## Requirement
Produce an exact copy of all the data below, dropping every image.

[START Extracted records]

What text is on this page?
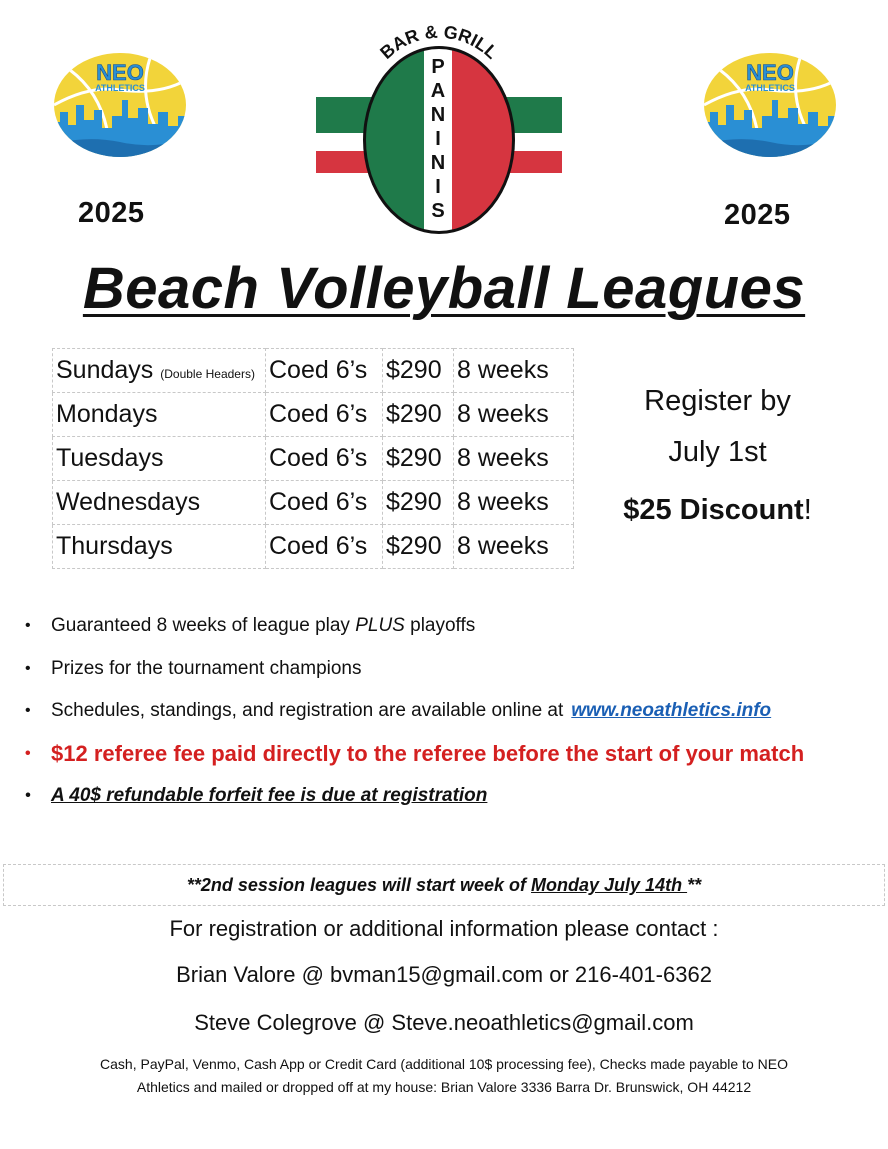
NEO
ATHLETICS
NEO
ATHLETICS
2025	2025
BAR & GRILL
P
A
N
I
N
I
S
Beach Volleyball Leagues
Sundays (Double Headers)	Coed 6’s	$290	8 weeks
Mondays	Coed 6’s	$290	8 weeks
Tuesdays	Coed 6’s	$290	8 weeks
Wednesdays	Coed 6’s	$290	8 weeks
Thursdays	Coed 6’s	$290	8 weeks
Register by
July 1st
$25 Discount!
• Guaranteed 8 weeks of league play PLUS playoffs
• Prizes for the tournament champions
• Schedules, standings, and registration are available online at www.neoathletics.info
• $12 referee fee paid directly to the referee before the start of your match
• A 40$ refundable forfeit fee is due at registration
**2nd session leagues will start week of Monday July 14th **
For registration or additional information please contact :
Brian Valore @ bvman15@gmail.com or 216-401-6362
Steve Colegrove @ Steve.neoathletics@gmail.com
Cash, PayPal, Venmo, Cash App or Credit Card (additional 10$ processing fee), Checks made payable to NEO
Athletics and mailed or dropped off at my house: Brian Valore 3336 Barra Dr. Brunswick, OH 44212
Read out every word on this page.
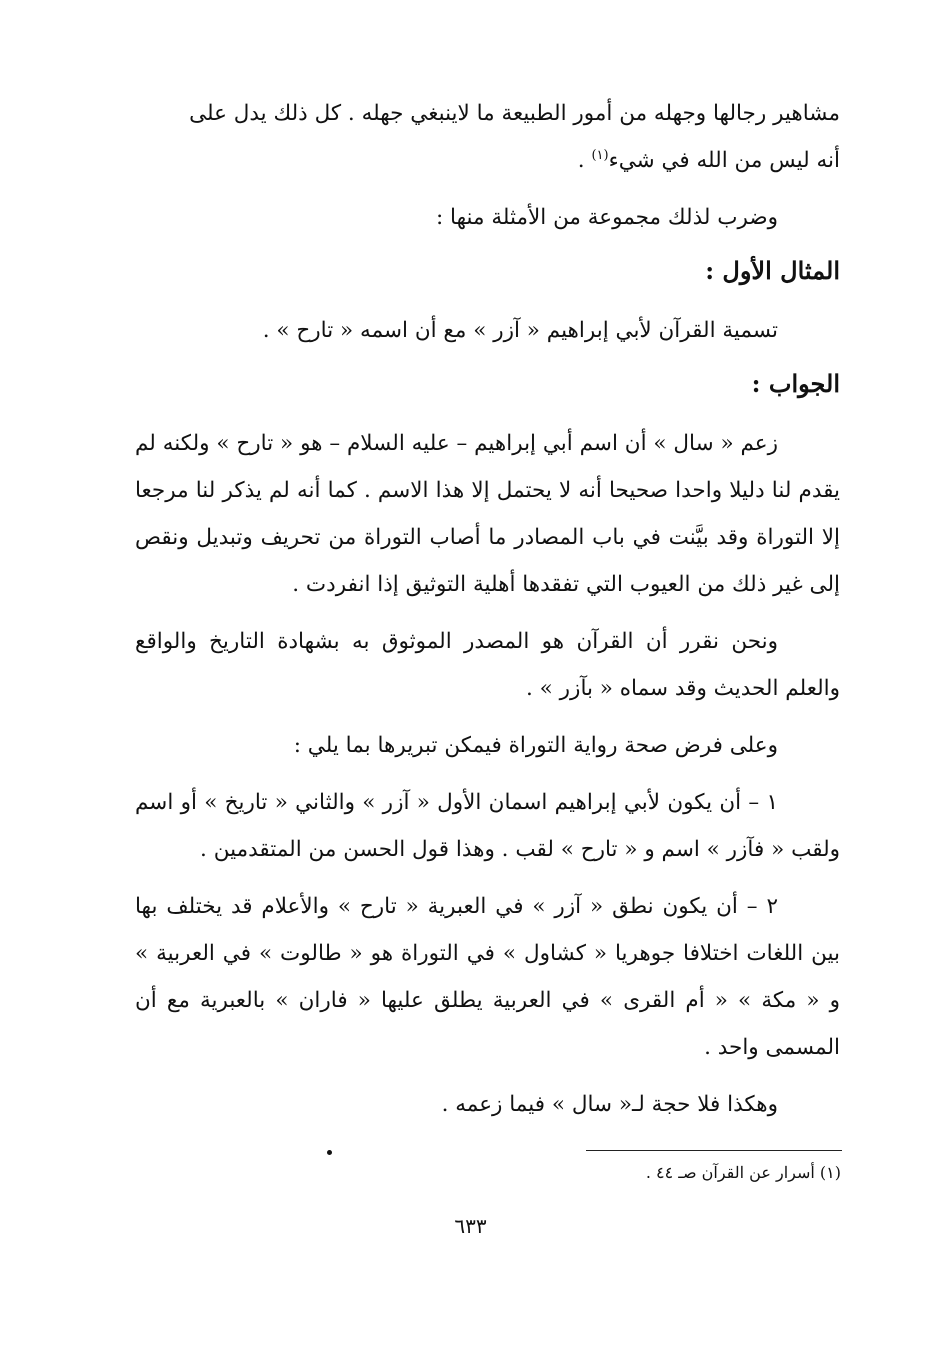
مشاهير رجالها وجهله من أمور الطبيعة ما لاينبغي جهله . كل ذلك يدل على

أنه ليس من الله في شيء$^{(١)}$ .

وضرب لذلك مجموعة من الأمثلة منها :

المثال الأول :

تسمية القرآن لأبي إبراهيم « آزر » مع أن اسمه « تارح » .

الجواب :

زعم « سال » أن اسم أبي إبراهيم – عليه السلام – هو « تارح » ولكنه لم يقدم لنا دليلا واحدا صحيحا أنه لا يحتمل إلا هذا الاسم . كما أنه لم يذكر لنا مرجعا إلا التوراة وقد بيَّنت في باب المصادر ما أصاب التوراة من تحريف وتبديل ونقص إلى غير ذلك من العيوب التي تفقدها أهلية التوثيق إذا انفردت .

ونحن نقرر أن القرآن هو المصدر الموثوق به بشهادة التاريخ والواقع والعلم الحديث وقد سماه « بآزر » .

وعلى فرض صحة رواية التوراة فيمكن تبريرها بما يلي :

١ – أن يكون لأبي إبراهيم اسمان الأول « آزر » والثاني « تاريخ » أو اسم ولقب « فآزر » اسم و « تارح » لقب . وهذا قول الحسن من المتقدمين .

٢ – أن يكون نطق « آزر » في العبرية « تارح » والأعلام قد يختلف بها بين اللغات اختلافا جوهريا « كشاول » في التوراة هو « طالوت » في العربية » و « مكة » « أم القرى » في العربية يطلق عليها « فاران » بالعبرية مع أن المسمى واحد .

وهكذا فلا حجة لـ« سال » فيما زعمه .

(١) أسرار عن القرآن صـ ٤٤ .
٦٣٣
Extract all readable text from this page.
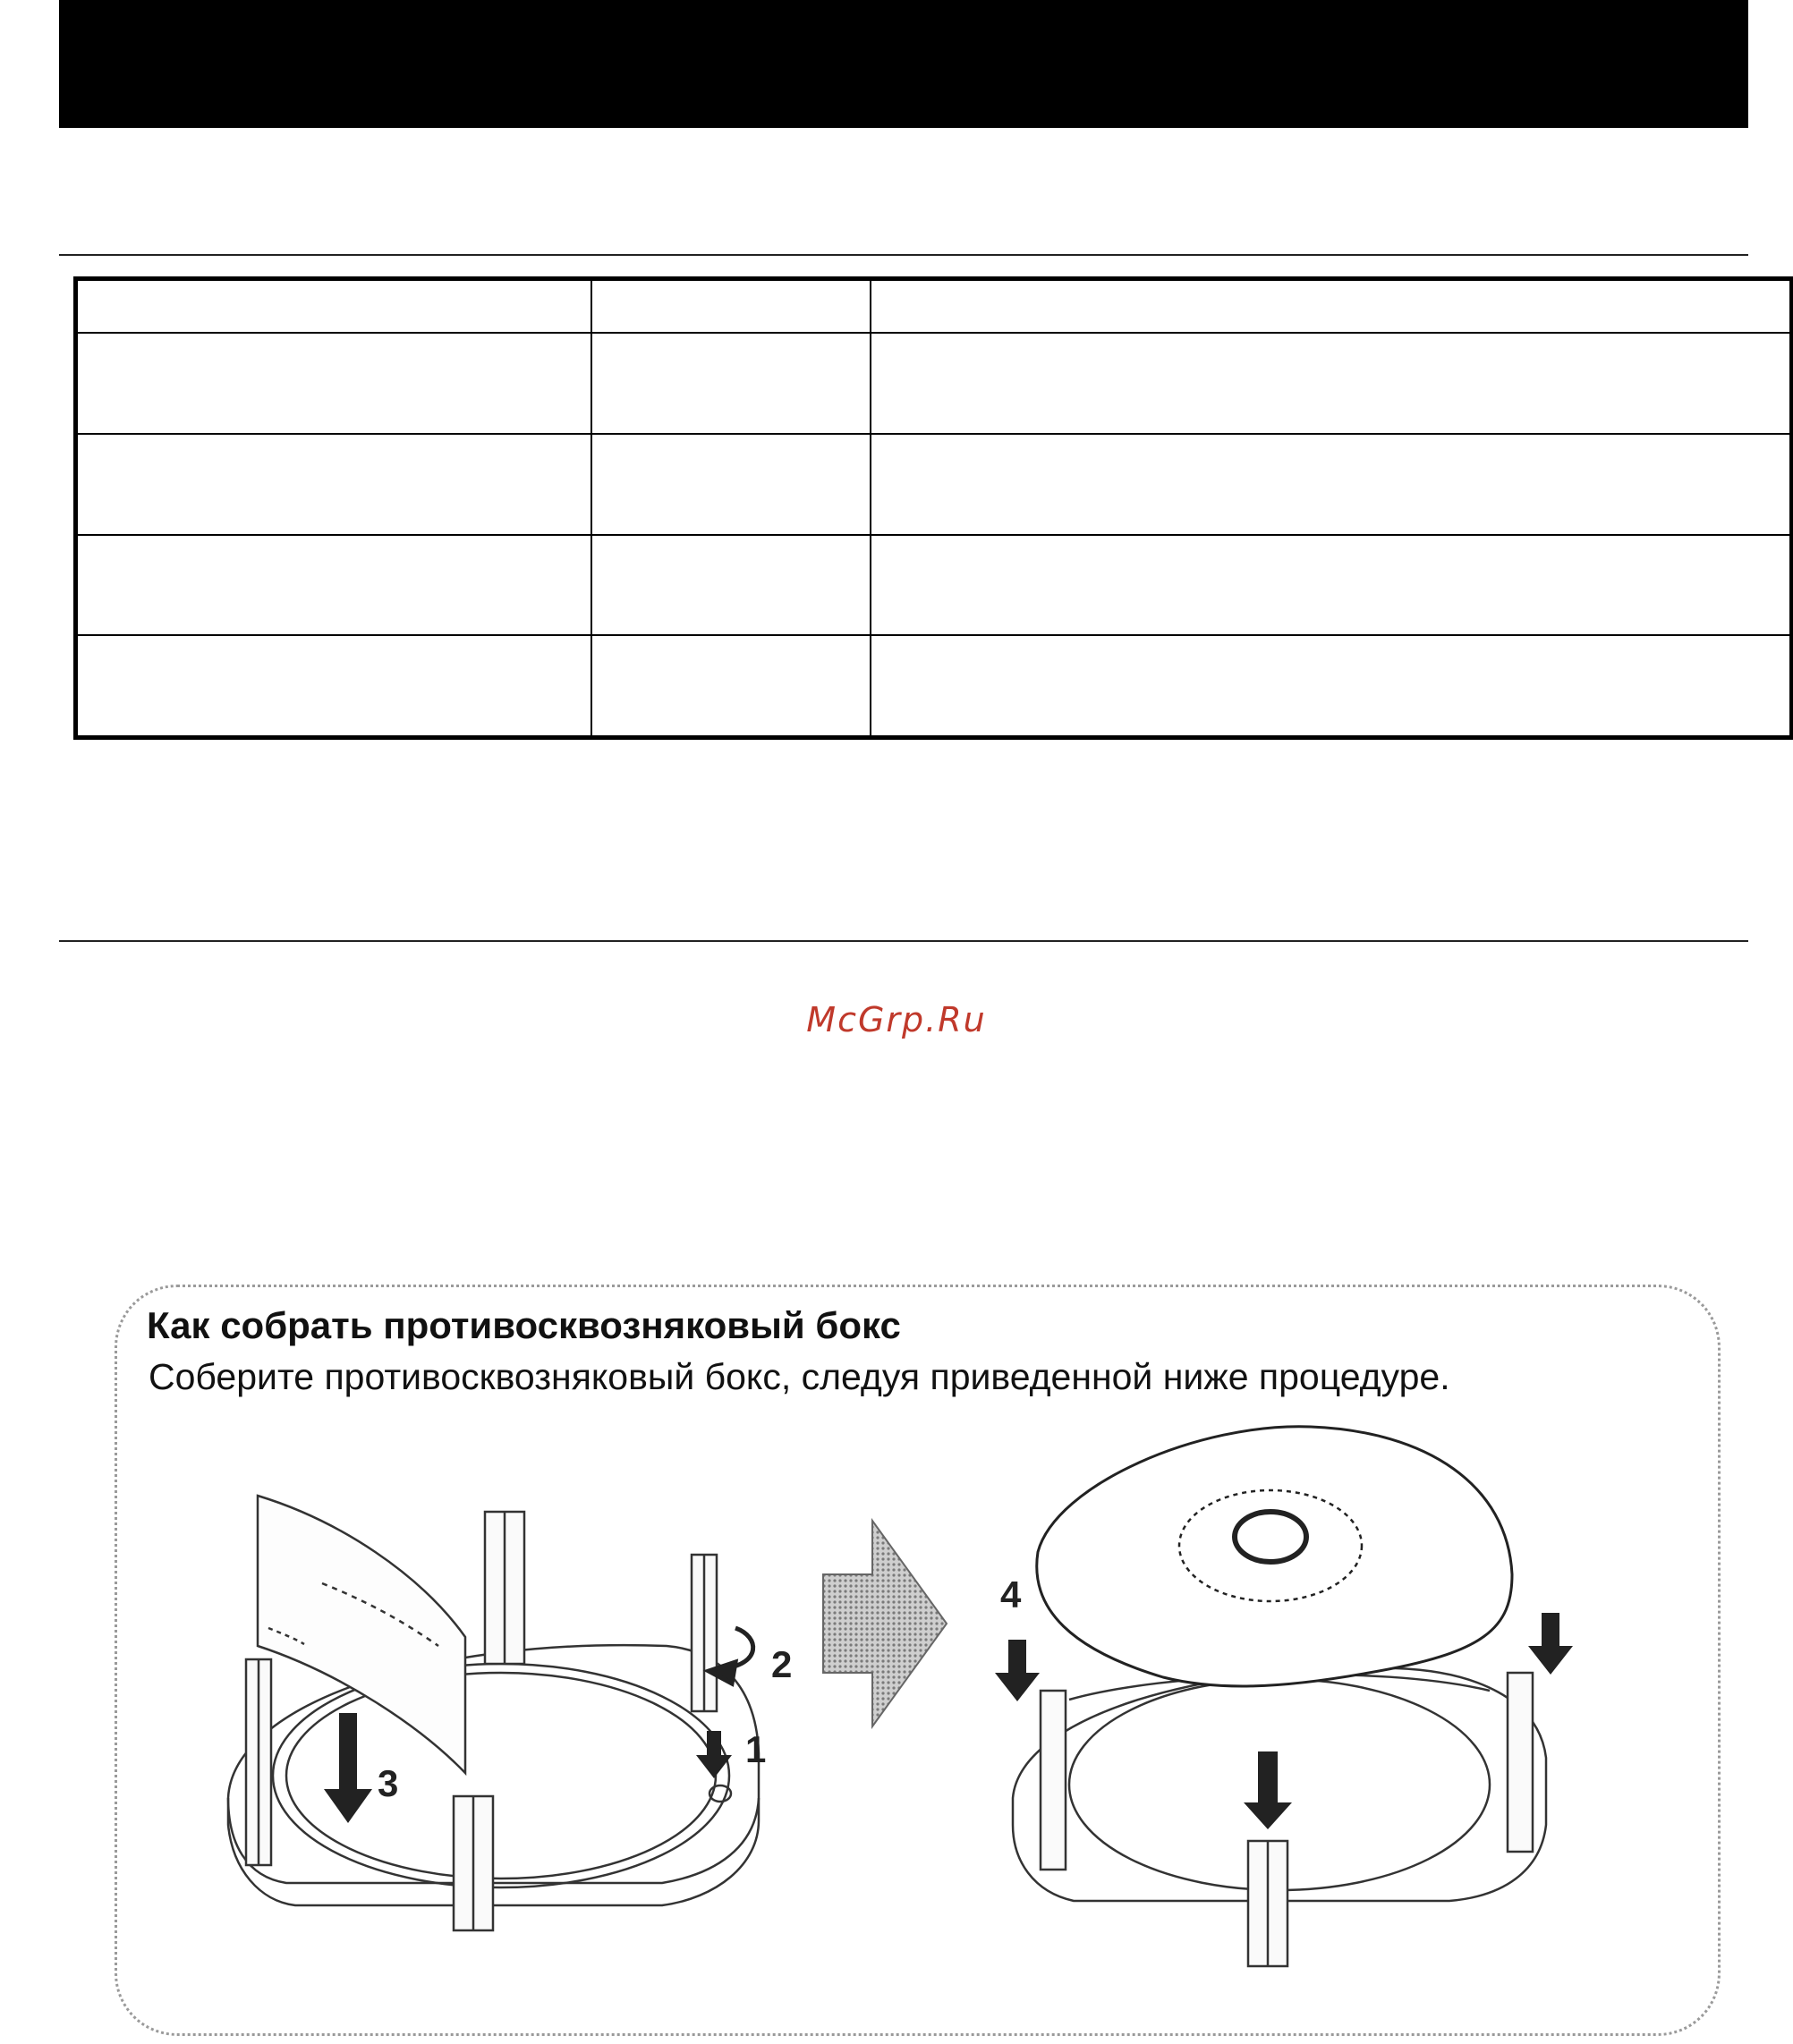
McGrp.Ru
Как собрать противосквозняковый бокс
Соберите противосквозняковый бокс, следуя приведенной ниже процедуре.
1
2
3
4
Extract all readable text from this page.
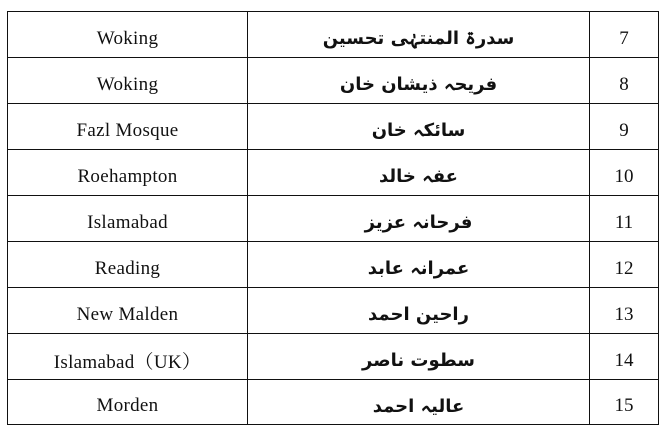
Woking	سدرۃ المنتہٰی تحسین	7
Woking	فریحہ ذیشان خان	8
Fazl Mosque	سائکہ خان	9
Roehampton	عفہ خالد	10
Islamabad	فرحانہ عزیز	11
Reading	عمرانہ عابد	12
New Malden	راحین احمد	13
Islamabad（UK）	سطوت ناصر	14
Morden	عالیہ احمد	15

[END Extracted records]

## Task response
What text is on this page?
NEO
ATHLETICS
NEO
ATHLETICS
2025	2025
BAR & GRILL
P
A
N
I
N
I
S
Beach Volleyball Leagues
Sundays (Double Headers)	Coed 6’s	$290	8 weeks
Mondays	Coed 6’s	$290	8 weeks
Tuesdays	Coed 6’s	$290	8 weeks
Wednesdays	Coed 6’s	$290	8 weeks
Thursdays	Coed 6’s	$290	8 weeks
Register by
July 1st
$25 Discount!
• Guaranteed 8 weeks of league play PLUS playoffs
• Prizes for the tournament champions
• Schedules, standings, and registration are available online at www.neoathletics.info
• $12 referee fee paid directly to the referee before the start of your match
• A 40$ refundable forfeit fee is due at registration
**2nd session leagues will start week of Monday July 14th **
For registration or additional information please contact :
Brian Valore @ bvman15@gmail.com or 216-401-6362
Steve Colegrove @ Steve.neoathletics@gmail.com
Cash, PayPal, Venmo, Cash App or Credit Card (additional 10$ processing fee), Checks made payable to NEO
Athletics and mailed or dropped off at my house: Brian Valore 3336 Barra Dr. Brunswick, OH 44212
Read out every word on this page.
مشاهير رجالها وجهله من أمور الطبيعة ما لاينبغي جهله . كل ذلك يدل على

أنه ليس من الله في شيء$^{(١)}$ .

وضرب لذلك مجموعة من الأمثلة منها :

المثال الأول :

تسمية القرآن لأبي إبراهيم « آزر » مع أن اسمه « تارح » .

الجواب :

زعم « سال » أن اسم أبي إبراهيم – عليه السلام – هو « تارح » ولكنه لم يقدم لنا دليلا واحدا صحيحا أنه لا يحتمل إلا هذا الاسم . كما أنه لم يذكر لنا مرجعا إلا التوراة وقد بيَّنت في باب المصادر ما أصاب التوراة من تحريف وتبديل ونقص إلى غير ذلك من العيوب التي تفقدها أهلية التوثيق إذا انفردت .

ونحن نقرر أن القرآن هو المصدر الموثوق به بشهادة التاريخ والواقع والعلم الحديث وقد سماه « بآزر » .

وعلى فرض صحة رواية التوراة فيمكن تبريرها بما يلي :

١ – أن يكون لأبي إبراهيم اسمان الأول « آزر » والثاني « تاريخ » أو اسم ولقب « فآزر » اسم و « تارح » لقب . وهذا قول الحسن من المتقدمين .

٢ – أن يكون نطق « آزر » في العبرية « تارح » والأعلام قد يختلف بها بين اللغات اختلافا جوهريا « كشاول » في التوراة هو « طالوت » في العربية » و « مكة » « أم القرى » في العربية يطلق عليها « فاران » بالعبرية مع أن المسمى واحد .

وهكذا فلا حجة لـ« سال » فيما زعمه .

(١) أسرار عن القرآن صـ ٤٤ .
٦٣٣
Extract all readable text from this page.
McGrp.Ru
Как собрать противосквозняковый бокс
Соберите противосквозняковый бокс, следуя приведенной ниже процедуре.
1
2
3
4
Extract all readable text from this page.
Woking	سدرۃ المنتہٰی تحسین	7
Woking	فریحہ ذیشان خان	8
Fazl Mosque	سائکہ خان	9
Roehampton	عفہ خالد	10
Islamabad	فرحانہ عزیز	11
Reading	عمرانہ عابد	12
New Malden	راحین احمد	13
Islamabad（UK）	سطوت ناصر	14
Morden	عالیہ احمد	15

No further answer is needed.